╭─ SUPPLIED RECORDS

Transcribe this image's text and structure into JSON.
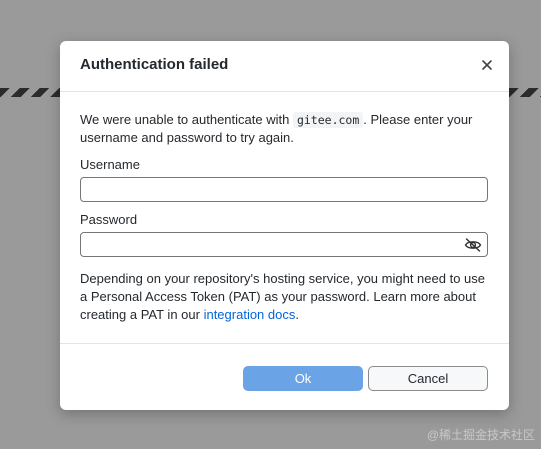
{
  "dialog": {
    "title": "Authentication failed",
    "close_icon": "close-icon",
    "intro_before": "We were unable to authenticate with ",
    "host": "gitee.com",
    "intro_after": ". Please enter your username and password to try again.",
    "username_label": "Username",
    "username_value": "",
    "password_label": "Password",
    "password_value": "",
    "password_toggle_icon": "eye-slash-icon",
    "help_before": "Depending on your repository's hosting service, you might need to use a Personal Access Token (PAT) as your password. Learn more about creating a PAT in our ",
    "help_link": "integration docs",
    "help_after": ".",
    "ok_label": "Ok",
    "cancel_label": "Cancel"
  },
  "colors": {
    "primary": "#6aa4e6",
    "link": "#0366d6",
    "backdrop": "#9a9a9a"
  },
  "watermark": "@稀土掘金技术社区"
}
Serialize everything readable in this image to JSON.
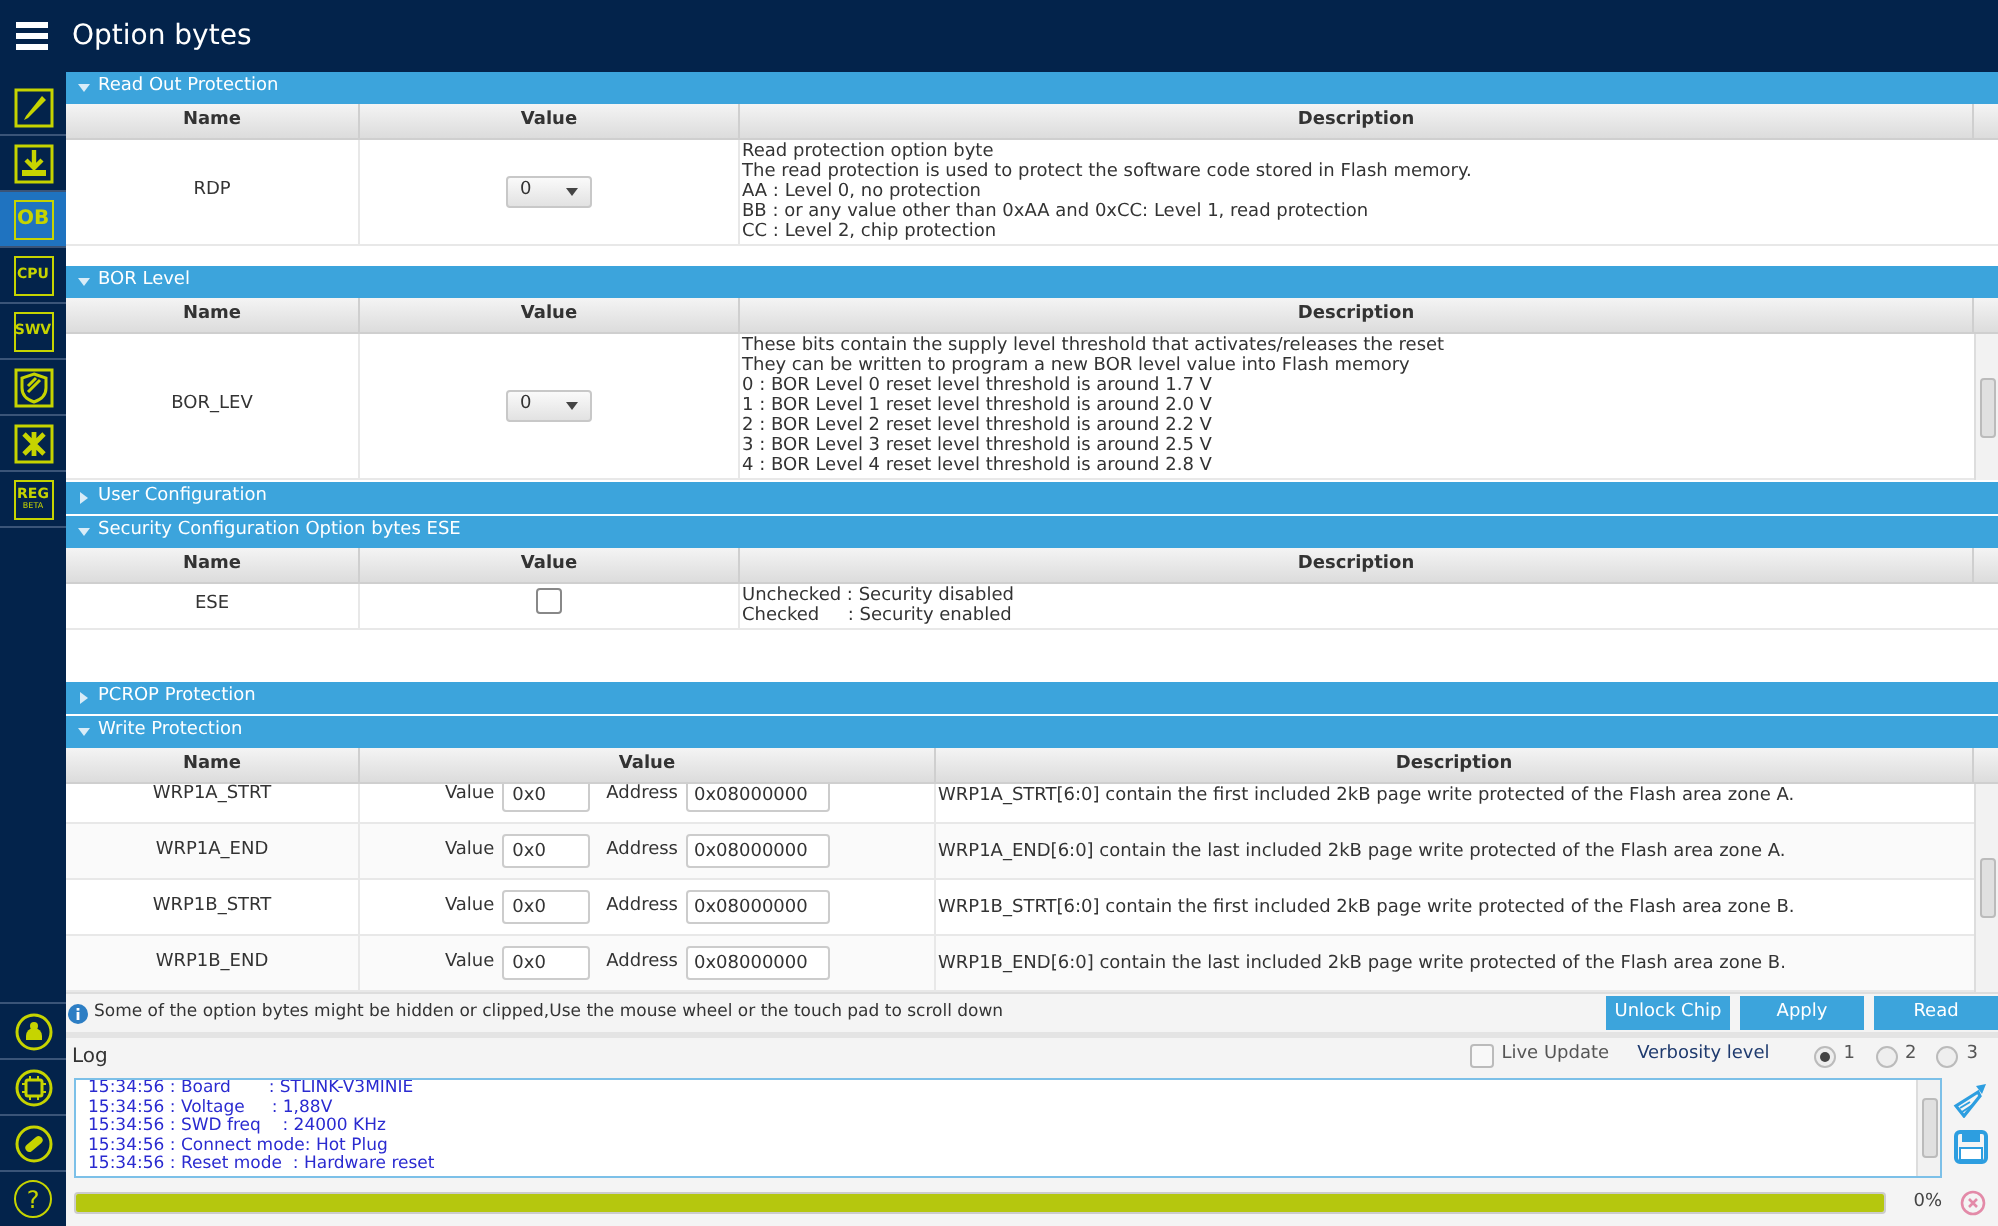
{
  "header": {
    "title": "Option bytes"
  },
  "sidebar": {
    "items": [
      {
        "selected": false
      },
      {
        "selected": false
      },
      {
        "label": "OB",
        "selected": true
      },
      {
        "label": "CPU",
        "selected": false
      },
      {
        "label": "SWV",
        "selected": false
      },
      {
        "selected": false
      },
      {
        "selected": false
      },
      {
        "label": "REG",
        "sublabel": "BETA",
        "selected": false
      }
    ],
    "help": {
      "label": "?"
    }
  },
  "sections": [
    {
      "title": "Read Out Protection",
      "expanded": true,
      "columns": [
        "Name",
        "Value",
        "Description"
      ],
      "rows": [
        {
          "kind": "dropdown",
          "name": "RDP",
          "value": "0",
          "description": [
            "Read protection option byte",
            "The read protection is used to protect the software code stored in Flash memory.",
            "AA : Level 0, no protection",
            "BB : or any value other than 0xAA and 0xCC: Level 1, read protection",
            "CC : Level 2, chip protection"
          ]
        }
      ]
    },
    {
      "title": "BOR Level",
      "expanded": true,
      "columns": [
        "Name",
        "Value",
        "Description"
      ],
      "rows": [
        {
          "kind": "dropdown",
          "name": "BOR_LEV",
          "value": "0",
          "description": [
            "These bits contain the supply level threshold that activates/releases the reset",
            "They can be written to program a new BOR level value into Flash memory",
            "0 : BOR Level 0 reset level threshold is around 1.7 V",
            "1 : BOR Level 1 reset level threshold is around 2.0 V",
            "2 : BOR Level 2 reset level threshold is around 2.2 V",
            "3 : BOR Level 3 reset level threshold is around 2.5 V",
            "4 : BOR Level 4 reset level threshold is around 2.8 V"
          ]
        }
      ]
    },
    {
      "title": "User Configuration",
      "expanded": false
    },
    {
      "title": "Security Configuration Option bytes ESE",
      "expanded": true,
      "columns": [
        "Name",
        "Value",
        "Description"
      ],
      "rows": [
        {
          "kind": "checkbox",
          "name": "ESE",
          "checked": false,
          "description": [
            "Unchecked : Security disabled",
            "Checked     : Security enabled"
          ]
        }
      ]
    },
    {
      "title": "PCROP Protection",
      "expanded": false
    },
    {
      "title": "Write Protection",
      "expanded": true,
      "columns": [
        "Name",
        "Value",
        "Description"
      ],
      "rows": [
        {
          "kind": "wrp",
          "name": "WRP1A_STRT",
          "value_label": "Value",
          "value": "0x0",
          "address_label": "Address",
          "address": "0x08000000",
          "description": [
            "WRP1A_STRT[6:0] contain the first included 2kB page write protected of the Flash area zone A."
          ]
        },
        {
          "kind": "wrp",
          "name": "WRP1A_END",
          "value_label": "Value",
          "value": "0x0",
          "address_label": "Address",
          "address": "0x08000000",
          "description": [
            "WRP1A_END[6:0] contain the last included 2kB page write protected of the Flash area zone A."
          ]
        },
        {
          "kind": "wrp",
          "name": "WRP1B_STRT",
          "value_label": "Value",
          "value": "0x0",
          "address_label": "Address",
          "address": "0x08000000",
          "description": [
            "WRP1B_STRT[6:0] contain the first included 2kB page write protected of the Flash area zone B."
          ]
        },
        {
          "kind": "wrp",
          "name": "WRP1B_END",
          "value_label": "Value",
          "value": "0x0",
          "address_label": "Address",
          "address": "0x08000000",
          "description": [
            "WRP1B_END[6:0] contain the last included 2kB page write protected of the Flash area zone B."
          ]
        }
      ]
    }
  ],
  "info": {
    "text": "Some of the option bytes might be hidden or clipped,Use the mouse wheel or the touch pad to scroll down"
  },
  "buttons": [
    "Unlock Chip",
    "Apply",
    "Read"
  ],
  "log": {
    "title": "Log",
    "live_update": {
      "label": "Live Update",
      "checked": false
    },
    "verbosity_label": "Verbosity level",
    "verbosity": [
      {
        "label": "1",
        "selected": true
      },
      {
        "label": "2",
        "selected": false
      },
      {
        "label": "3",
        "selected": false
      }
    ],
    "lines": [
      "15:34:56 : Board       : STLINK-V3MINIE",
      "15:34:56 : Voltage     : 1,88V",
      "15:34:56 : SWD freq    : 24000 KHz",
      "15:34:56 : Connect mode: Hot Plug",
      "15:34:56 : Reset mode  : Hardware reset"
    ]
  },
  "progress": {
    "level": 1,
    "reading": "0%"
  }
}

╰─

▸ REQUIRED WORK: List each line of the records that holds the string "last".

▸ SOLUTION:
            "WRP1A_END[6:0] contain the last included 2kB page write protected of the Flash area zone A."
            "WRP1B_END[6:0] contain the last included 2kB page write protected of the Flash area zone B."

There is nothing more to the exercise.